> _CHALLENGE_: From the listing below, pull each line that includes "JSON".

> _DATASET EXTRACT_:
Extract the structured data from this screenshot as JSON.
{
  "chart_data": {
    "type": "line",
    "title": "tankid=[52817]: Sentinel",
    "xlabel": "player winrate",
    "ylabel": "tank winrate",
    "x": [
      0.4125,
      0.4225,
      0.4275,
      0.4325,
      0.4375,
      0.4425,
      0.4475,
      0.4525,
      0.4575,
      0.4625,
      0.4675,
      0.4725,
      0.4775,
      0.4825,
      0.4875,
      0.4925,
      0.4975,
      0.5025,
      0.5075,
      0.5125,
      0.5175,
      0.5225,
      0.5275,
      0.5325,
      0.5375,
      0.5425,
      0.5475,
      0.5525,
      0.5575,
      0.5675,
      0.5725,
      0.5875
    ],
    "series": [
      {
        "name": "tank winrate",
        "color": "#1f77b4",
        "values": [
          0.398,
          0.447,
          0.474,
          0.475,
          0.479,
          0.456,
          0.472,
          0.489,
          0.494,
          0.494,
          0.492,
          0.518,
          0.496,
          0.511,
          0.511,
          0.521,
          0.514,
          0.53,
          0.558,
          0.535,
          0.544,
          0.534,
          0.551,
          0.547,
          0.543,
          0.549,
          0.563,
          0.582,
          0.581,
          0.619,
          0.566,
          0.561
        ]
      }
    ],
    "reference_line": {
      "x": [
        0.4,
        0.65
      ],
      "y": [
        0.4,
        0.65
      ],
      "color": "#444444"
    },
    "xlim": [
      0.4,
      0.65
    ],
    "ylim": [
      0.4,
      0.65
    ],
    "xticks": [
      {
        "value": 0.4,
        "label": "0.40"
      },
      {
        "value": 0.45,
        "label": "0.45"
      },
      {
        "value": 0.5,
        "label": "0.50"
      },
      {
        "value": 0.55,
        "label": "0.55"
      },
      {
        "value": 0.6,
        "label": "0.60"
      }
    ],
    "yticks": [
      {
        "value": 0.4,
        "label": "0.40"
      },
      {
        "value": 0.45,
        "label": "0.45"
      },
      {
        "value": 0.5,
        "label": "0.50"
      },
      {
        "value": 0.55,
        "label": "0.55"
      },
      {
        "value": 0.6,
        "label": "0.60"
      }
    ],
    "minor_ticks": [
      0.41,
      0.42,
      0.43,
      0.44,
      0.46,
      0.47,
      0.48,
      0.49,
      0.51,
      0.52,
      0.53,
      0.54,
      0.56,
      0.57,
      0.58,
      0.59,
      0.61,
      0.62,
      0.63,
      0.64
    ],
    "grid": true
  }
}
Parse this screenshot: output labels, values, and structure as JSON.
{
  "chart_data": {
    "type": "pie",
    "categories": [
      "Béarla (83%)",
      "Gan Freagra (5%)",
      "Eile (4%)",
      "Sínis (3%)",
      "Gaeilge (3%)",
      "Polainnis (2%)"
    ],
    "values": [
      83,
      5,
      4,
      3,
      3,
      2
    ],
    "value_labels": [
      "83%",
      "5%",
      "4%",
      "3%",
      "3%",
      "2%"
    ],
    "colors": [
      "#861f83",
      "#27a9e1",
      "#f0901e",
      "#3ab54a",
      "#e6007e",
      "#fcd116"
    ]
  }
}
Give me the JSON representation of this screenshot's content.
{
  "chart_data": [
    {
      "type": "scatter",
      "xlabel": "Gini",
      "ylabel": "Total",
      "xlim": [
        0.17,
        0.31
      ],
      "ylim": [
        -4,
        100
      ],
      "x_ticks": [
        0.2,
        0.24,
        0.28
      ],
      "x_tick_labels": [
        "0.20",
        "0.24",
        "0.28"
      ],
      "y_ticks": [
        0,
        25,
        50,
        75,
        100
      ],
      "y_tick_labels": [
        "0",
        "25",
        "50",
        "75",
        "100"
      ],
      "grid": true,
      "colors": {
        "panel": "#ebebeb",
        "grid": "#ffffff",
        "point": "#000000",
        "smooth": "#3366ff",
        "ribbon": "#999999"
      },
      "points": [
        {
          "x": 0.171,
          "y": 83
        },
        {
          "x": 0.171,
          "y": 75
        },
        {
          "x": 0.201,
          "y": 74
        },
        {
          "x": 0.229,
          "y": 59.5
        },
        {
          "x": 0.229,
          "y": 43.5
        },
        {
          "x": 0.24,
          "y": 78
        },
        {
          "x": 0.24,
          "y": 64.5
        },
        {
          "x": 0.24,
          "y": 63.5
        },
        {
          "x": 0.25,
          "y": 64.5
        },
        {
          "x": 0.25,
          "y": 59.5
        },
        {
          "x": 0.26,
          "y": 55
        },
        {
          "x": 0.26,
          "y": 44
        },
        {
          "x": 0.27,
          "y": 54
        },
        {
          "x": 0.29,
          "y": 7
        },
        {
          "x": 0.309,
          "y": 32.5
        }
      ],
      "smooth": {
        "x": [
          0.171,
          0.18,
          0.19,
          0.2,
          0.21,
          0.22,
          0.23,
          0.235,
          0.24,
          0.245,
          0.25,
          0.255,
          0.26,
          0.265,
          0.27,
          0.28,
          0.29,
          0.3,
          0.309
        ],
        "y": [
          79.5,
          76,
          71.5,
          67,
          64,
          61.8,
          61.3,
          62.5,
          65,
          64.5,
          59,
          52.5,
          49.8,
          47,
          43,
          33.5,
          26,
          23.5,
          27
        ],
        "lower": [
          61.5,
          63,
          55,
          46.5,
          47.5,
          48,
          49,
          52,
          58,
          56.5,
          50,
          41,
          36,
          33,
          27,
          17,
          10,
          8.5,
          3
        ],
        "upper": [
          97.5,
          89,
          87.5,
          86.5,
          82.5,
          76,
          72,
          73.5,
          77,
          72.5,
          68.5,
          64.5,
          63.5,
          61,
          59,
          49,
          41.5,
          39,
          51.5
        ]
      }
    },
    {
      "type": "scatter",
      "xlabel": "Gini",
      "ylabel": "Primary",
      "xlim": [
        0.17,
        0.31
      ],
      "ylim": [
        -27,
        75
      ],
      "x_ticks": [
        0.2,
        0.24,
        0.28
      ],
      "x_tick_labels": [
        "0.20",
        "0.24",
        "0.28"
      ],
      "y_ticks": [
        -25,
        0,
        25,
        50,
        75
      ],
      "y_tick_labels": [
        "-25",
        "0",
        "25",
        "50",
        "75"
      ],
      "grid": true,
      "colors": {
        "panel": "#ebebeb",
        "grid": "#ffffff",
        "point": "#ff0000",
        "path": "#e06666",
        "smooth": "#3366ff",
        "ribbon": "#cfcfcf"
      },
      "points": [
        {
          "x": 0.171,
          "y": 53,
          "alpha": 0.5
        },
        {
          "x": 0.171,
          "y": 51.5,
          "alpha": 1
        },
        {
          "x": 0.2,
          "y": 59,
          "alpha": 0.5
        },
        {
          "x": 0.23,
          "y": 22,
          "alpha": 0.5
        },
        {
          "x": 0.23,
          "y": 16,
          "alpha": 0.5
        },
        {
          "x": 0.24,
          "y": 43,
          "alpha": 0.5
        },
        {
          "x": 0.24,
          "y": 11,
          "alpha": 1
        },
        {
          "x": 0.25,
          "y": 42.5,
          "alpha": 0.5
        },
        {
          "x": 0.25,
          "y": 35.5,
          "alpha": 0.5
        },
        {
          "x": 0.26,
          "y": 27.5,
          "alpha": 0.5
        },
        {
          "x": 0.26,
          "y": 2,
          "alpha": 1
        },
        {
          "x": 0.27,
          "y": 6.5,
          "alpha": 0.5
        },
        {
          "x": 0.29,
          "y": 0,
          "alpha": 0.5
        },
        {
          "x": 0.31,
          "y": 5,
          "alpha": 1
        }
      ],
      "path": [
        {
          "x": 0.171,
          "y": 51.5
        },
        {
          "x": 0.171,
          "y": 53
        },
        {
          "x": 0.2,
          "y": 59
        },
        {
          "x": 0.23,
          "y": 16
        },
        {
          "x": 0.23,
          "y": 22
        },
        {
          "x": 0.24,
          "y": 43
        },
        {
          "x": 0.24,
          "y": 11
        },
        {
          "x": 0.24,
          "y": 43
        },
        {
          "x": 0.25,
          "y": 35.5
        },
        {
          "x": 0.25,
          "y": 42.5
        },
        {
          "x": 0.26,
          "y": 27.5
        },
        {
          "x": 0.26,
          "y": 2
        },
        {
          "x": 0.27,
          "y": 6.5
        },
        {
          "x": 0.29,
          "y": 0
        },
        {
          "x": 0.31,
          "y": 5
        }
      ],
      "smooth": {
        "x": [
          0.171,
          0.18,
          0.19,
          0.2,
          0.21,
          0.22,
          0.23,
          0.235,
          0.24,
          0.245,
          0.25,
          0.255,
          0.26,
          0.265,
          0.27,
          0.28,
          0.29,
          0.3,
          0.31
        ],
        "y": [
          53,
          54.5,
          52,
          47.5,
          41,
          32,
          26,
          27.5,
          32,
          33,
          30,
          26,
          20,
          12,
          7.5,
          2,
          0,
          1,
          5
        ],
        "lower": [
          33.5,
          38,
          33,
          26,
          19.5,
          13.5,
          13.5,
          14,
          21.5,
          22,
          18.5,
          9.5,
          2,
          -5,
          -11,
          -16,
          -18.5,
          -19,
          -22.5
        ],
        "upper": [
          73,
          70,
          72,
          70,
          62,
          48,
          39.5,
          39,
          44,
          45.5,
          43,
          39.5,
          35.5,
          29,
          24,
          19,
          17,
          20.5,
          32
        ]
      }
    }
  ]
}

> _RESULT BELOW_:
Extract the structured data from this screenshot as JSON.
Parse this screenshot: output labels, values, and structure as JSON.
Give me the JSON representation of this screenshot's content.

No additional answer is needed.